### VORLIEGENDER TEXT:
======
Von allen guten und bösen Geistern verlassen

Die lautesten Schreier bekommen ihren Fuß in die Schultür. Der Erfolg von BOB3 lässt sich nur durch Marketing erklären.

Mach BOB3 fertig!

Eigentlich könnte mir Unterricht, vor allem in einem mittlerweile anderen Bundesland, völlig egal sein. Ich bin ja nicht mal Lehrer (geworden). Dennoch, ein grundsätzliches Interesse ist vorhanden, gerade auch, wenn es um den Informatikunterricht geht. Dazu kommt dann noch der Umstand, dass meine Frau hier in Niedersachsen an einem Emder Gymnasium Mathe, Bio und eben auch Informatik unterrichtet. Gemeinsame Interessen und Themen sind nicht nur am Küchentisch guter Gesprächsstoff.

So kam es dann, dass gestern Abend BOB3 im Raum stand. Eine hebemalige Kollegin aus Nordrhein-Westfalen bekommt über den Förderverein der Schule einen Klassensatz der Geräte bezahlt.
======
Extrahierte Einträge
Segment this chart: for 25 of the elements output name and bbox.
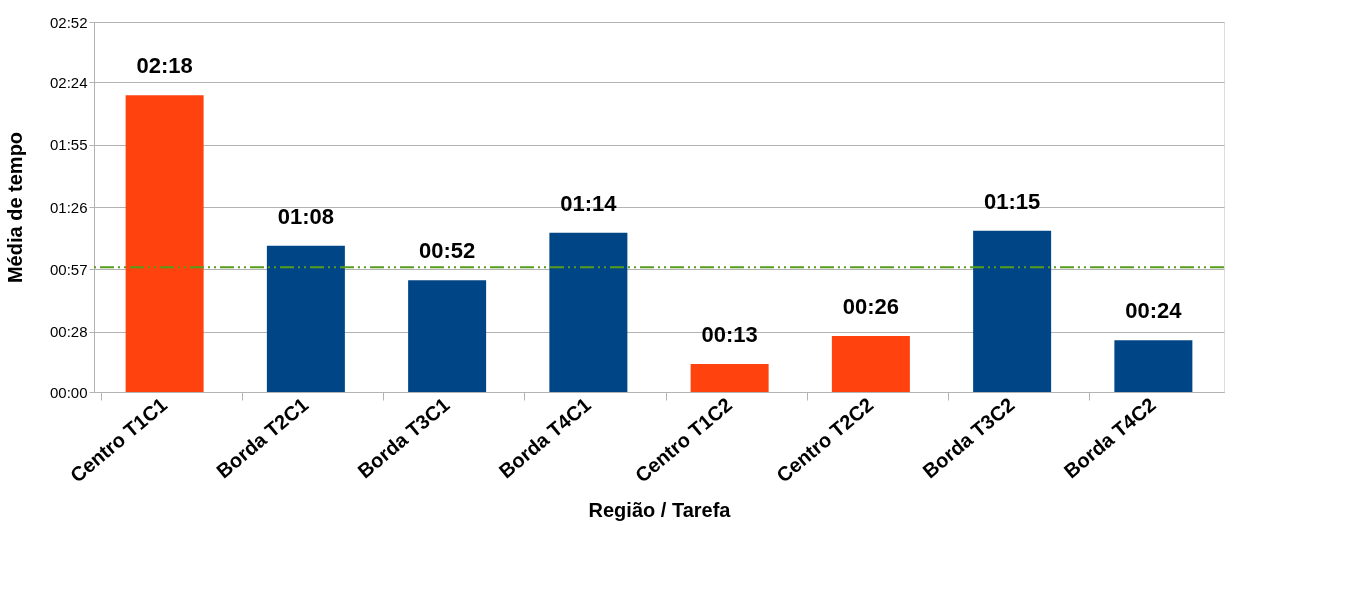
bar [125,95,204,392]
bar [266,245,345,392]
x-axis-title: Região / Tarefa [588,498,732,521]
y-tick-label: 02:52 [49,13,88,31]
data-label: 01:14 [560,190,618,216]
y-tick-label: 01:26 [49,198,88,216]
data-label: 02:18 [136,53,193,79]
data-label: 00:26 [842,294,900,320]
y-axis-title: Média de tempo [3,131,26,284]
y-tick-label: 00:28 [49,323,88,341]
data-label: 00:24 [1125,298,1183,324]
data-label: 01:08 [277,203,335,229]
y-tick-label: 00:00 [49,383,88,401]
bar [408,280,487,392]
y-tick-label: 00:57 [49,260,88,278]
bar [549,232,628,392]
data-label: 00:13 [701,322,758,348]
bar [690,364,769,392]
data-label: 00:52 [418,238,476,264]
y-tick-label: 01:55 [49,136,88,154]
bar [973,230,1052,392]
y-tick-label: 02:24 [49,73,88,91]
bar [1114,340,1193,392]
bar [831,336,910,392]
data-label: 01:15 [983,188,1041,214]
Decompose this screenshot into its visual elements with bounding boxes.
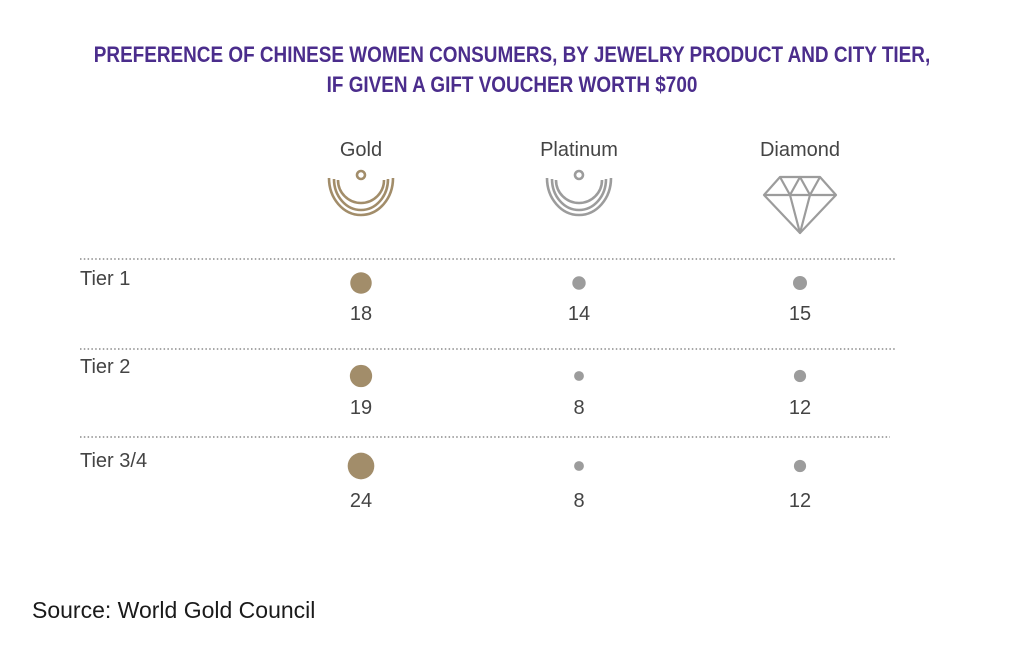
value-label: 8 (573, 490, 584, 512)
value-label: 19 (350, 397, 372, 419)
gold-necklace-icon (327, 169, 395, 217)
value-label: 14 (568, 303, 590, 325)
value-label: 8 (573, 397, 584, 419)
source-note: Source: World Gold Council (32, 597, 316, 623)
column-header-gold: Gold (340, 139, 382, 161)
value-label: 18 (350, 303, 372, 325)
bubble-diamond (793, 369, 807, 383)
bubble-diamond (793, 276, 807, 290)
diamond-icon (762, 175, 838, 235)
column-header-diamond: Diamond (760, 139, 840, 161)
chart-title-line-1: PREFERENCE OF CHINESE WOMEN CONSUMERS, B… (93, 42, 931, 67)
row-label: Tier 2 (80, 356, 130, 378)
value-label: 12 (789, 490, 811, 512)
value-label: 15 (789, 303, 811, 325)
bubble-platinum (574, 371, 584, 381)
value-label: 24 (350, 490, 372, 512)
chart-title: PREFERENCE OF CHINESE WOMEN CONSUMERS, B… (72, 40, 953, 100)
bubble-platinum (572, 276, 586, 290)
value-label: 12 (789, 397, 811, 419)
bubble-gold (347, 452, 375, 480)
bubble-gold (349, 364, 373, 388)
bubble-platinum (574, 461, 584, 471)
column-header-platinum: Platinum (540, 139, 618, 161)
row-label: Tier 3/4 (80, 450, 147, 472)
platinum-necklace-icon (545, 169, 613, 217)
chart-title-line-2: IF GIVEN A GIFT VOUCHER WORTH $700 (326, 72, 698, 97)
bubble-diamond (793, 459, 807, 473)
bubble-gold (350, 272, 372, 294)
row-label: Tier 1 (80, 268, 130, 290)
======
### AUFGABE:
Wie kommt die Kollegin aus Nordrhein-Westfalen laut dem Text über BOB3 zu einem Klassensatz der Geräte?

### LÖSUNG:
Der Förderverein der Schule bezahlt ihn.